PROVIDED RECORDS:
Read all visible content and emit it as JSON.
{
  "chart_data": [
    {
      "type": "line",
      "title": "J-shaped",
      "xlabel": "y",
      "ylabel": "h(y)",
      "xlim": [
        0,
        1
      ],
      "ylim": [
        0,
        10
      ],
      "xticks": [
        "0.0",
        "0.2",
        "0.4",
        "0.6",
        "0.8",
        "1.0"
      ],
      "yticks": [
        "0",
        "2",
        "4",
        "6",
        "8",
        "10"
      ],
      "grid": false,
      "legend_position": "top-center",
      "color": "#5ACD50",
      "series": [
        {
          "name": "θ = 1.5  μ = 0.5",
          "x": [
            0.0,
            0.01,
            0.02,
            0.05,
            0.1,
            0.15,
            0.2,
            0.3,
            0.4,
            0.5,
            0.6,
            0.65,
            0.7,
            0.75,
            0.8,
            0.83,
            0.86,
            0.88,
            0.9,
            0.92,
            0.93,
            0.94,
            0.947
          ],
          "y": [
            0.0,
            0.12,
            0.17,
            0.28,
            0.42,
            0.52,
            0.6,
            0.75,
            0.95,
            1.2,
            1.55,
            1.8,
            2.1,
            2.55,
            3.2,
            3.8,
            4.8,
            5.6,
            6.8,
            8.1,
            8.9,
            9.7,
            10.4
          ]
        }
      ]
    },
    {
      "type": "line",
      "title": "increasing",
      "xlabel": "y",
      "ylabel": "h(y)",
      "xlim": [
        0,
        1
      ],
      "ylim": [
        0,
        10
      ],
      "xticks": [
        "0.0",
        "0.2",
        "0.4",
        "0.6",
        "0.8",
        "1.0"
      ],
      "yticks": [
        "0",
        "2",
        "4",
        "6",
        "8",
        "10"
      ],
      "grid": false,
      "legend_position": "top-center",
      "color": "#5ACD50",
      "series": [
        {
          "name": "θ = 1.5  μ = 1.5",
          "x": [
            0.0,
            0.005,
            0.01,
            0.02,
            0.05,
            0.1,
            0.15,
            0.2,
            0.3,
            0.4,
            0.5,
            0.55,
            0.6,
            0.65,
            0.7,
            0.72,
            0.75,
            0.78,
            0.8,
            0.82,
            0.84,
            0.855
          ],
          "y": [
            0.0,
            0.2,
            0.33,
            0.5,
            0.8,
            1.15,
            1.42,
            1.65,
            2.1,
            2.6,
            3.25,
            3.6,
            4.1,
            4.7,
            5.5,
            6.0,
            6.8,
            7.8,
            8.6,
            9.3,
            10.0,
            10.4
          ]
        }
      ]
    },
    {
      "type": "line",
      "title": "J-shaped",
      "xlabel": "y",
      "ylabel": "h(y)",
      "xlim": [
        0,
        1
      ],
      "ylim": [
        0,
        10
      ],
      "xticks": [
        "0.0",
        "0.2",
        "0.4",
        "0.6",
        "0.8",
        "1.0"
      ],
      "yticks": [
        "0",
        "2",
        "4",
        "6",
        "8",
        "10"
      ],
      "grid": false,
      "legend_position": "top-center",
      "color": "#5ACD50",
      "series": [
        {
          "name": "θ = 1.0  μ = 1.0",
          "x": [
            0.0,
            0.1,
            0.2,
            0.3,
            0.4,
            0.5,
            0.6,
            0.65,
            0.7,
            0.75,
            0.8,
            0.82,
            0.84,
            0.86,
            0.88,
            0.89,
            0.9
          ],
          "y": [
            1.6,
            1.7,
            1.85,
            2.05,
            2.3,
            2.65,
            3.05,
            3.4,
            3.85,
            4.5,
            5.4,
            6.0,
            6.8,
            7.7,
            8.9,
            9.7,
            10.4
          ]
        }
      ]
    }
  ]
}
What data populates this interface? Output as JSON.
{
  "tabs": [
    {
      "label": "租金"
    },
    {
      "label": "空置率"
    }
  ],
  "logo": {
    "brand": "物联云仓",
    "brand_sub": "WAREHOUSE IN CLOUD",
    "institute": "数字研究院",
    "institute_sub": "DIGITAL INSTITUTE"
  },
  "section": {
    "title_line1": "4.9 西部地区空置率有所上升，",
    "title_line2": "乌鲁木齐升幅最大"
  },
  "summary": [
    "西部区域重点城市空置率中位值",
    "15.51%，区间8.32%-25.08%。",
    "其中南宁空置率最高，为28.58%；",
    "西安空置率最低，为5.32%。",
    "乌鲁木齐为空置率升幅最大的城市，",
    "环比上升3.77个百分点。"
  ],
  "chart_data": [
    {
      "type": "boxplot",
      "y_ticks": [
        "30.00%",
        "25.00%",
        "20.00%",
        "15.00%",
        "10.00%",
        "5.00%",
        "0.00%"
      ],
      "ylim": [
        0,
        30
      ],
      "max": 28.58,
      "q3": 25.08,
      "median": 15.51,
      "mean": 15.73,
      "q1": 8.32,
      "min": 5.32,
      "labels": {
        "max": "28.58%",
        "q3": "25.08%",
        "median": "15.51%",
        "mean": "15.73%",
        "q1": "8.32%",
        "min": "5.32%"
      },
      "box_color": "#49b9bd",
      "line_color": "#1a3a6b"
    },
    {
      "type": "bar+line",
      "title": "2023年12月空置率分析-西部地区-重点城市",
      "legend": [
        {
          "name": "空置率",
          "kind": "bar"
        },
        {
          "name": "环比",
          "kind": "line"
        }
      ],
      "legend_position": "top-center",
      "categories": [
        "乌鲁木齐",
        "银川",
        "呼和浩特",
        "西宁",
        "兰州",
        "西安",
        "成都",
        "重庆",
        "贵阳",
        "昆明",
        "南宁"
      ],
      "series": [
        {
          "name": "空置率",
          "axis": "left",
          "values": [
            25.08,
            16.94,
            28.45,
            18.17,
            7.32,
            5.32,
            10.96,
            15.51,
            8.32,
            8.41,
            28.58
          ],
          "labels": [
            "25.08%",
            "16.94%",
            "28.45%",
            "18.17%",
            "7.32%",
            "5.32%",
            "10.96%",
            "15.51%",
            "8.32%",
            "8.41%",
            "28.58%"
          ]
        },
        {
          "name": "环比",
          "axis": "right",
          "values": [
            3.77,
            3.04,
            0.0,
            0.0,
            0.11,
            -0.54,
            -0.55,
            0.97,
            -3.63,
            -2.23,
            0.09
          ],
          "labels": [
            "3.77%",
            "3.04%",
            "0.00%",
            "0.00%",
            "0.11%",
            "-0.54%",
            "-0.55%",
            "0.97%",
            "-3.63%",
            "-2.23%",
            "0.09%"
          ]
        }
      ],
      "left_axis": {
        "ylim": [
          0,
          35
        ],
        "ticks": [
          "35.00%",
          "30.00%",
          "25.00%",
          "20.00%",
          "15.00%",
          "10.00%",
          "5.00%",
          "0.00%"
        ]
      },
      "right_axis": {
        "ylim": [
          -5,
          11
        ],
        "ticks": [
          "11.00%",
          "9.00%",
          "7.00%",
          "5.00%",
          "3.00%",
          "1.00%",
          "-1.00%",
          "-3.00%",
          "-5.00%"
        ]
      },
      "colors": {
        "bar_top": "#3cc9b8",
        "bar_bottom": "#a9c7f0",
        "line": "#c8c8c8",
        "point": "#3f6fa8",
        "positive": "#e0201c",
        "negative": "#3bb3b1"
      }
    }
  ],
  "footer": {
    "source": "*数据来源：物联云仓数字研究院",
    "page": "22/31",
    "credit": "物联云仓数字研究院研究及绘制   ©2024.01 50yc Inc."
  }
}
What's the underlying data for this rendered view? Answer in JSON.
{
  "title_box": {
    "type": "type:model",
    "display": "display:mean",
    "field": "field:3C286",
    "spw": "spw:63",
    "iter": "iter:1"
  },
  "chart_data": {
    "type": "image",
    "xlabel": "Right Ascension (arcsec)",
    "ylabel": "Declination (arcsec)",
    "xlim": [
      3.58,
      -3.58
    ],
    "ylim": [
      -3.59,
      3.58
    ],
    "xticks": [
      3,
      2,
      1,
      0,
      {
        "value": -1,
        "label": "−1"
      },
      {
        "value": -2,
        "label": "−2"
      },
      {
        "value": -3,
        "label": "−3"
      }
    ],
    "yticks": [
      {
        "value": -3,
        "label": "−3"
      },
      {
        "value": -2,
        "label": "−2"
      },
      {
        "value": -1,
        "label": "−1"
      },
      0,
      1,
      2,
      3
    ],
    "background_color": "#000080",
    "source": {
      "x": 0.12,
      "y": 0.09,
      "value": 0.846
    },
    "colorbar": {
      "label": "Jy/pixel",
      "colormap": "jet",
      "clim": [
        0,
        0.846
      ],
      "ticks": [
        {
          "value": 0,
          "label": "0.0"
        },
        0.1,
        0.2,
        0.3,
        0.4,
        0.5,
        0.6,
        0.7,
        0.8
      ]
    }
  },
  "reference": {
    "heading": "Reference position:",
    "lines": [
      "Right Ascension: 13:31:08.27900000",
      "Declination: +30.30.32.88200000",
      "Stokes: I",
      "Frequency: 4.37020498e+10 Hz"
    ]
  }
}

EXERCISE DETAILS:
Reproduce every line of the listing above in which the string "name" appears.

RESULT:
          "name": "θ = 1.5  μ = 0.5",
          "name": "θ = 1.5  μ = 1.5",
          "name": "θ = 1.0  μ = 1.0",
          "name": "空置率",
          "name": "环比",
          "name": "空置率",
          "name": "环比",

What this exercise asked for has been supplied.